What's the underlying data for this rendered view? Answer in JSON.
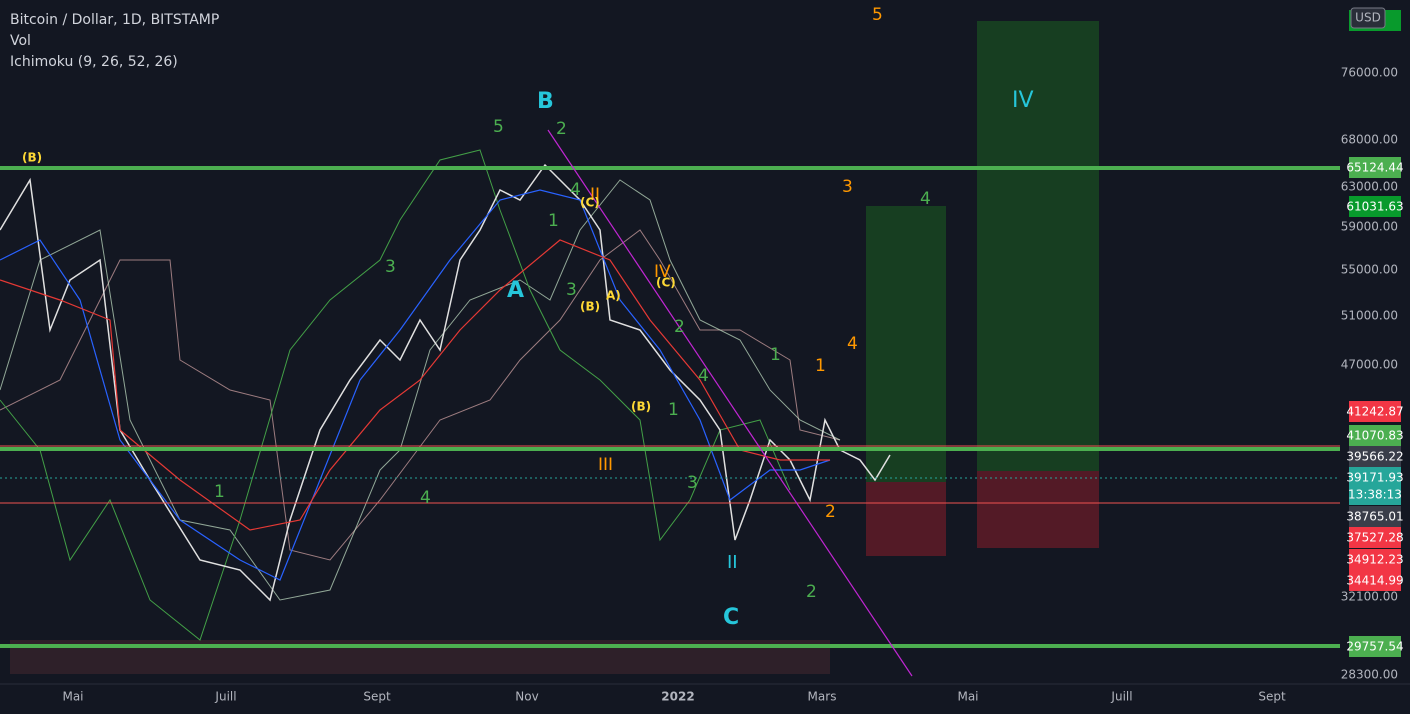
{
  "header": {
    "symbol": "Bitcoin / Dollar, 1D, BITSTAMP",
    "vol": "Vol",
    "ichimoku": "Ichimoku (9, 26, 52, 26)"
  },
  "currency": "USD",
  "price_axis": [
    "76000.00",
    "68000.00",
    "63000.00",
    "59000.00",
    "55000.00",
    "51000.00",
    "47000.00",
    "32100.00",
    "28300.00"
  ],
  "price_tags": [
    "65124.44",
    "61031.63",
    "41242.87",
    "41070.83",
    "39566.22",
    "39171.93",
    "38765.01",
    "37527.28",
    "34912.23",
    "34414.99",
    "29757.54"
  ],
  "countdown": "13:38:13",
  "time_axis": [
    "Mai",
    "Juill",
    "Sept",
    "Nov",
    "2022",
    "Mars",
    "Mai",
    "Juill",
    "Sept"
  ],
  "wave_labels": [
    "(B)",
    "5",
    "B",
    "2",
    "3",
    "A",
    "1",
    "4",
    "II",
    "(C)",
    "IV",
    "(C)",
    "3",
    "(B)",
    "A)",
    "2",
    "4",
    "(B)",
    "1",
    "III",
    "1",
    "4",
    "3",
    "II",
    "C",
    "2",
    "1",
    "1",
    "4",
    "3",
    "4",
    "2",
    "5",
    "IV"
  ]
}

— Short task —
Repeat each line of the records above exactly, but do not copy the pictures.

— Answer to the exercise —
What's the underlying data for this rendered view? Answer in JSON.
{
  "header": {
    "symbol": "Bitcoin / Dollar, 1D, BITSTAMP",
    "vol": "Vol",
    "ichimoku": "Ichimoku (9, 26, 52, 26)"
  },
  "currency": "USD",
  "price_axis": [
    "76000.00",
    "68000.00",
    "63000.00",
    "59000.00",
    "55000.00",
    "51000.00",
    "47000.00",
    "32100.00",
    "28300.00"
  ],
  "price_tags": [
    "65124.44",
    "61031.63",
    "41242.87",
    "41070.83",
    "39566.22",
    "39171.93",
    "38765.01",
    "37527.28",
    "34912.23",
    "34414.99",
    "29757.54"
  ],
  "countdown": "13:38:13",
  "time_axis": [
    "Mai",
    "Juill",
    "Sept",
    "Nov",
    "2022",
    "Mars",
    "Mai",
    "Juill",
    "Sept"
  ],
  "wave_labels": [
    "(B)",
    "5",
    "B",
    "2",
    "3",
    "A",
    "1",
    "4",
    "II",
    "(C)",
    "IV",
    "(C)",
    "3",
    "(B)",
    "A)",
    "2",
    "4",
    "(B)",
    "1",
    "III",
    "1",
    "4",
    "3",
    "II",
    "C",
    "2",
    "1",
    "1",
    "4",
    "3",
    "4",
    "2",
    "5",
    "IV"
  ]
}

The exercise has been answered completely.